── Records supplied
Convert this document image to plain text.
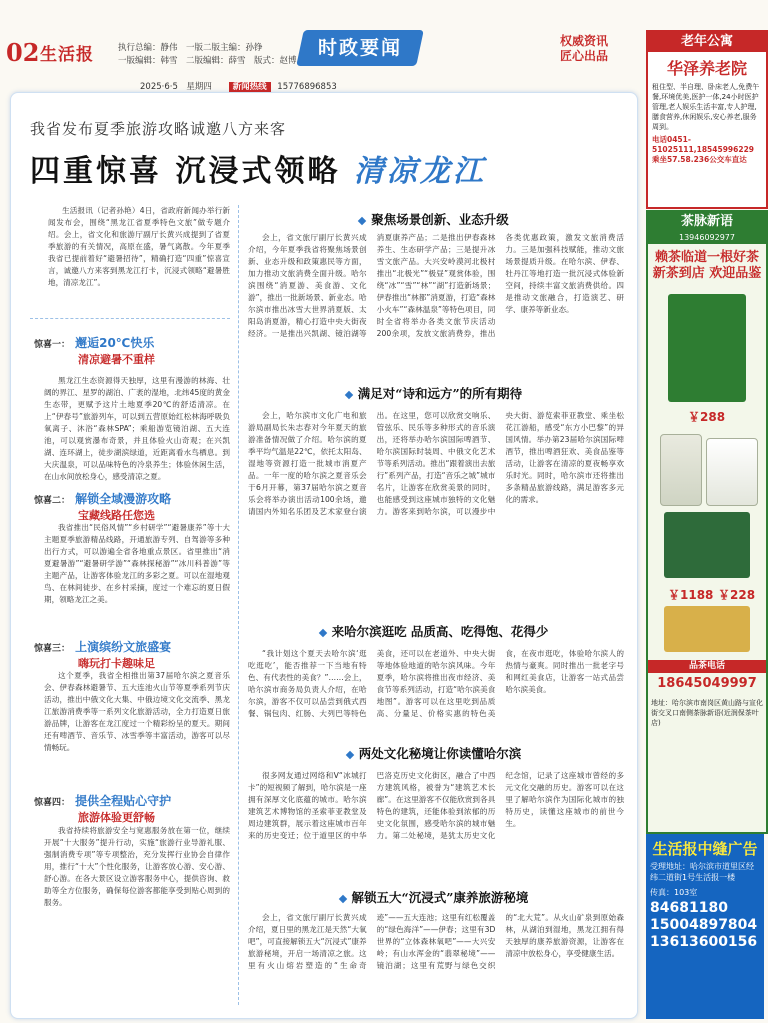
02 生活报	执行总编：静伟　一版二版主编：孙铮
一版编辑：韩雪　二版编辑：薛雪　版式：赵博
时政要闻	权威资讯
匠心出品
2025·6·5　星期四 新闻热线 15776896853
我省发布夏季旅游攻略诚邀八方来客
四重惊喜 沉浸式领略 清凉龙江

生活报讯（记者孙艳）4日，省政府新闻办举行新闻发布会，围绕“黑龙江省夏季特色文旅”做专题介绍。会上，省文化和旅游厅副厅长黄兴成提到了省夏季旅游的有关情况，高原在盛，暑气离散。今年夏季我省已提前着好“避暑招待”，精确打造“四重”惊喜宣言，诚邀八方来客到黑龙江打卡，沉浸式领略“避暑胜地，清凉龙江”。

惊喜一： 邂逅20℃快乐
清凉避暑不重样

黑龙江生态资源得天独厚，这里有漫游的林海、壮阔的界江、星罗的湖泊、广袤的湿地，北纬45度的黄金生态带，更赋予这片土地夏季20℃的舒适清凉。在上“伊春号”旅游列车，可以到五营原始红松林海呼吸负氧离子、沐浴“森林SPA”；乘船游览镜泊湖、五大连池，可以观赏瀑布奇景，并且体验火山奇观；在兴凯湖、连环湖上，徒步湖滨绿道，近距离看水鸟栖息。到大庆温泉，可以品味特色的冷泉养生；体验休闲生活，在山水间放松身心，感受清凉之夏。

惊喜二： 解锁全域漫游攻略
宝藏线路任您选

我省推出“民俗风情”“乡村研学”“避暑康养”等十大主题夏季旅游精品线路，开通旅游专列、自驾游等多种出行方式，可以游遍全省各地重点景区。省里推出“消夏避暑游”“避暑研学游”“森林探秘游”“冰川科普游”等主题产品，让游客体验龙江的多彩之夏。可以在湿地观鸟、在林间徒步、在乡村采摘，度过一个难忘的夏日假期，领略龙江之美。

惊喜三： 上演缤纷文旅盛宴
嗨玩打卡趣味足

这个夏季，我省全相推出第37届哈尔滨之夏音乐会、伊春森林避暑节、五大连池火山节等夏季系列节庆活动，推出中俄文化大集、中俄边境文化交流季、黑龙江旅游消费季等一系列文化旅游活动，全力打造夏日旅游品牌，让游客在龙江度过一个精彩纷呈的夏天。期间还有啤酒节、音乐节、冰雪季等丰富活动，游客可以尽情畅玩。

惊喜四： 提供全程贴心守护
旅游体验更舒畅

我省持续将旅游安全与宽惠服务放在第一位，继续开展“十大服务”提升行动，实施“旅游行业导游礼服、强制消费专项”等专项整治，充分发挥行业协会自律作用，推行“十大”个性化服务，让游客放心游、安心游、舒心游。在各大景区设立游客服务中心，提供咨询、救助等全方位服务，确保每位游客都能享受到贴心周到的服务。

聚焦场景创新、业态升级

会上，省文旅厅副厅长黄兴成介绍，今年夏季我省将聚焦场景创新、业态升级和政策惠民等方面，加力推动文旅消费全面升级。哈尔滨围绕“消夏游、美食游、文化游”，推出一批新场景、新业态。哈尔滨市推出冰雪大世界消夏版、太阳岛消夏游，精心打造中央大街夜经济。一是推出兴凯湖、镜泊湖等消夏康养产品；二是推出伊春森林养生、生态研学产品；三是提升冰雪文旅产品。大兴安岭漠河北极村推出“北极光”“极昼”观赏体验，围绕“冰”“雪”“林”“湖”打造新场景；伊春推出“林都”消夏游，打造“森林小火车”“森林温泉”等特色项目，同时全省将举办各类文旅节庆活动200余项，发放文旅消费券，推出各类优惠政策，激发文旅消费活力。三是加强科技赋能，推动文旅场景提质升级。在哈尔滨、伊春、牡丹江等地打造一批沉浸式体验新空间，持续丰富文旅消费供给。四是推动文旅融合，打造演艺、研学、康养等新业态。

满足对“诗和远方”的所有期待

会上，哈尔滨市文化广电和旅游局副局长朱志春对今年夏天的旅游准备情况做了介绍。哈尔滨的夏季平均气温是22℃，依托太阳岛、湿地等资源打造一批城市消夏产品。一年一度的哈尔滨之夏音乐会于6月开幕，第37届哈尔滨之夏音乐会将举办演出活动100余场，邀请国内外知名乐团及艺术家登台演出。在这里，您可以欣赏交响乐、管弦乐、民乐等多种形式的音乐演出，还将举办哈尔滨国际啤酒节、哈尔滨国际时装周、中俄文化艺术节等系列活动。推出“跟着演出去旅行”系列产品，打造“音乐之城”城市名片，让游客在欣赏美景的同时，也能感受到这座城市独特的文化魅力。游客来到哈尔滨，可以漫步中央大街、游览索菲亚教堂、乘坐松花江游船，感受“东方小巴黎”的异国风情。举办第23届哈尔滨国际啤酒节，推出啤酒狂欢、美食品鉴等活动，让游客在清凉的夏夜畅享欢乐时光。同时，哈尔滨市还将推出多条精品旅游线路，满足游客多元化的需求。

来哈尔滨逛吃 品质高、吃得饱、花得少

“我计划这个夏天去哈尔滨‘逛吃逛吃’，能否推荐一下当地有特色、有代表性的美食？”……会上，哈尔滨市商务局负责人介绍，在哈尔滨，游客不仅可以品尝到俄式西餐、锅包肉、红肠、大列巴等特色美食，还可以在老道外、中央大街等地体验地道的哈尔滨风味。今年夏季，哈尔滨将推出夜市经济、美食节等系列活动，打造“哈尔滨美食地图”。游客可以在这里吃到品质高、分量足、价格实惠的特色美食，在夜市逛吃，体验哈尔滨人的热情与豪爽。同时推出一批老字号和网红美食店，让游客一站式品尝哈尔滨美食。

两处文化秘境让你读懂哈尔滨

很多网友通过网络和V“冰城打卡”的短视频了解到，哈尔滨是一座拥有深厚文化底蕴的城市。哈尔滨建筑艺术博物馆的圣索菲亚教堂及周边建筑群，展示着这座城市百年来的历史变迁；位于道里区的中华巴洛克历史文化街区，融合了中西方建筑风格，被誉为“建筑艺术长廊”。在这里游客不仅能欣赏到各具特色的建筑，还能体验到浓郁的历史文化氛围，感受哈尔滨的城市魅力。第二处秘境，是犹太历史文化纪念馆，记录了这座城市曾经的多元文化交融的历史。游客可以在这里了解哈尔滨作为国际化城市的独特历史，读懂这座城市的前世今生。

解锁五大“沉浸式”康养旅游秘境

会上，省文旅厅副厅长黄兴成介绍，夏日里的黑龙江是天然“大氧吧”，可直接解锁五大“沉浸式”康养旅游秘境，开启一场清凉之旅。这里有火山熔岩塑造的“生命奇迹”——五大连池；这里有红松覆盖的“绿色海洋”——伊春；这里有3D世界的“立体森林氧吧”——大兴安岭；有山水浑金的“翡翠秘境”——镜泊湖；这里有荒野与绿色交织的“北大荒”。从火山矿泉到原始森林，从湖泊到湿地，黑龙江拥有得天独厚的康养旅游资源，让游客在清凉中放松身心，享受健康生活。

老年公寓
华泽养老院
租住型、半自理、卧床老人,免费午餐,环境优美,医护一体,24小时医护管理,老人娱乐生活丰富,专人护理,膳食营养,休闲娱乐,安心养老,服务周到。
电话0451-51025111,18545996229
乘坐57.58.236公交车直达
茶脉新语
13946092977
赖茶临道一根好茶
新茶到店 欢迎品鉴
￥288
￥1188 ￥228
品茶电话
18645049997
地址：哈尔滨市南岗区黄山路与宣化街交叉口南侧茶脉新语(近润保茶叶店)
生活报中缝广告
受理地址：哈尔滨市道里区经纬二道街1号生活报一楼
传真：103室
84681180
15004897804
13613600156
────
◆ Exercise description ◆
Set down the material above as is, without any pictures.

◆ Finished exercise ◆
Convert this document image to plain text.
02 生活报	执行总编：静伟　一版二版主编：孙铮
一版编辑：韩雪　二版编辑：薛雪　版式：赵博
时政要闻	权威资讯
匠心出品
2025·6·5　星期四 新闻热线 15776896853
我省发布夏季旅游攻略诚邀八方来客
四重惊喜 沉浸式领略 清凉龙江

生活报讯（记者孙艳）4日，省政府新闻办举行新闻发布会，围绕“黑龙江省夏季特色文旅”做专题介绍。会上，省文化和旅游厅副厅长黄兴成提到了省夏季旅游的有关情况，高原在盛，暑气离散。今年夏季我省已提前着好“避暑招待”，精确打造“四重”惊喜宣言，诚邀八方来客到黑龙江打卡，沉浸式领略“避暑胜地，清凉龙江”。

惊喜一： 邂逅20℃快乐
清凉避暑不重样

黑龙江生态资源得天独厚，这里有漫游的林海、壮阔的界江、星罗的湖泊、广袤的湿地，北纬45度的黄金生态带，更赋予这片土地夏季20℃的舒适清凉。在上“伊春号”旅游列车，可以到五营原始红松林海呼吸负氧离子、沐浴“森林SPA”；乘船游览镜泊湖、五大连池，可以观赏瀑布奇景，并且体验火山奇观；在兴凯湖、连环湖上，徒步湖滨绿道，近距离看水鸟栖息。到大庆温泉，可以品味特色的冷泉养生；体验休闲生活，在山水间放松身心，感受清凉之夏。

惊喜二： 解锁全域漫游攻略
宝藏线路任您选

我省推出“民俗风情”“乡村研学”“避暑康养”等十大主题夏季旅游精品线路，开通旅游专列、自驾游等多种出行方式，可以游遍全省各地重点景区。省里推出“消夏避暑游”“避暑研学游”“森林探秘游”“冰川科普游”等主题产品，让游客体验龙江的多彩之夏。可以在湿地观鸟、在林间徒步、在乡村采摘，度过一个难忘的夏日假期，领略龙江之美。

惊喜三： 上演缤纷文旅盛宴
嗨玩打卡趣味足

这个夏季，我省全相推出第37届哈尔滨之夏音乐会、伊春森林避暑节、五大连池火山节等夏季系列节庆活动，推出中俄文化大集、中俄边境文化交流季、黑龙江旅游消费季等一系列文化旅游活动，全力打造夏日旅游品牌，让游客在龙江度过一个精彩纷呈的夏天。期间还有啤酒节、音乐节、冰雪季等丰富活动，游客可以尽情畅玩。

惊喜四： 提供全程贴心守护
旅游体验更舒畅

我省持续将旅游安全与宽惠服务放在第一位，继续开展“十大服务”提升行动，实施“旅游行业导游礼服、强制消费专项”等专项整治，充分发挥行业协会自律作用，推行“十大”个性化服务，让游客放心游、安心游、舒心游。在各大景区设立游客服务中心，提供咨询、救助等全方位服务，确保每位游客都能享受到贴心周到的服务。

聚焦场景创新、业态升级

会上，省文旅厅副厅长黄兴成介绍，今年夏季我省将聚焦场景创新、业态升级和政策惠民等方面，加力推动文旅消费全面升级。哈尔滨围绕“消夏游、美食游、文化游”，推出一批新场景、新业态。哈尔滨市推出冰雪大世界消夏版、太阳岛消夏游，精心打造中央大街夜经济。一是推出兴凯湖、镜泊湖等消夏康养产品；二是推出伊春森林养生、生态研学产品；三是提升冰雪文旅产品。大兴安岭漠河北极村推出“北极光”“极昼”观赏体验，围绕“冰”“雪”“林”“湖”打造新场景；伊春推出“林都”消夏游，打造“森林小火车”“森林温泉”等特色项目，同时全省将举办各类文旅节庆活动200余项，发放文旅消费券，推出各类优惠政策，激发文旅消费活力。三是加强科技赋能，推动文旅场景提质升级。在哈尔滨、伊春、牡丹江等地打造一批沉浸式体验新空间，持续丰富文旅消费供给。四是推动文旅融合，打造演艺、研学、康养等新业态。

满足对“诗和远方”的所有期待

会上，哈尔滨市文化广电和旅游局副局长朱志春对今年夏天的旅游准备情况做了介绍。哈尔滨的夏季平均气温是22℃，依托太阳岛、湿地等资源打造一批城市消夏产品。一年一度的哈尔滨之夏音乐会于6月开幕，第37届哈尔滨之夏音乐会将举办演出活动100余场，邀请国内外知名乐团及艺术家登台演出。在这里，您可以欣赏交响乐、管弦乐、民乐等多种形式的音乐演出，还将举办哈尔滨国际啤酒节、哈尔滨国际时装周、中俄文化艺术节等系列活动。推出“跟着演出去旅行”系列产品，打造“音乐之城”城市名片，让游客在欣赏美景的同时，也能感受到这座城市独特的文化魅力。游客来到哈尔滨，可以漫步中央大街、游览索菲亚教堂、乘坐松花江游船，感受“东方小巴黎”的异国风情。举办第23届哈尔滨国际啤酒节，推出啤酒狂欢、美食品鉴等活动，让游客在清凉的夏夜畅享欢乐时光。同时，哈尔滨市还将推出多条精品旅游线路，满足游客多元化的需求。

来哈尔滨逛吃 品质高、吃得饱、花得少

“我计划这个夏天去哈尔滨‘逛吃逛吃’，能否推荐一下当地有特色、有代表性的美食？”……会上，哈尔滨市商务局负责人介绍，在哈尔滨，游客不仅可以品尝到俄式西餐、锅包肉、红肠、大列巴等特色美食，还可以在老道外、中央大街等地体验地道的哈尔滨风味。今年夏季，哈尔滨将推出夜市经济、美食节等系列活动，打造“哈尔滨美食地图”。游客可以在这里吃到品质高、分量足、价格实惠的特色美食，在夜市逛吃，体验哈尔滨人的热情与豪爽。同时推出一批老字号和网红美食店，让游客一站式品尝哈尔滨美食。

两处文化秘境让你读懂哈尔滨

很多网友通过网络和V“冰城打卡”的短视频了解到，哈尔滨是一座拥有深厚文化底蕴的城市。哈尔滨建筑艺术博物馆的圣索菲亚教堂及周边建筑群，展示着这座城市百年来的历史变迁；位于道里区的中华巴洛克历史文化街区，融合了中西方建筑风格，被誉为“建筑艺术长廊”。在这里游客不仅能欣赏到各具特色的建筑，还能体验到浓郁的历史文化氛围，感受哈尔滨的城市魅力。第二处秘境，是犹太历史文化纪念馆，记录了这座城市曾经的多元文化交融的历史。游客可以在这里了解哈尔滨作为国际化城市的独特历史，读懂这座城市的前世今生。

解锁五大“沉浸式”康养旅游秘境

会上，省文旅厅副厅长黄兴成介绍，夏日里的黑龙江是天然“大氧吧”，可直接解锁五大“沉浸式”康养旅游秘境，开启一场清凉之旅。这里有火山熔岩塑造的“生命奇迹”——五大连池；这里有红松覆盖的“绿色海洋”——伊春；这里有3D世界的“立体森林氧吧”——大兴安岭；有山水浑金的“翡翠秘境”——镜泊湖；这里有荒野与绿色交织的“北大荒”。从火山矿泉到原始森林，从湖泊到湿地，黑龙江拥有得天独厚的康养旅游资源，让游客在清凉中放松身心，享受健康生活。

老年公寓
华泽养老院
租住型、半自理、卧床老人,免费午餐,环境优美,医护一体,24小时医护管理,老人娱乐生活丰富,专人护理,膳食营养,休闲娱乐,安心养老,服务周到。
电话0451-51025111,18545996229
乘坐57.58.236公交车直达
茶脉新语
13946092977
赖茶临道一根好茶
新茶到店 欢迎品鉴
￥288
￥1188 ￥228
品茶电话
18645049997
地址：哈尔滨市南岗区黄山路与宣化街交叉口南侧茶脉新语(近润保茶叶店)
生活报中缝广告
受理地址：哈尔滨市道里区经纬二道街1号生活报一楼
传真：103室
84681180
15004897804
13613600156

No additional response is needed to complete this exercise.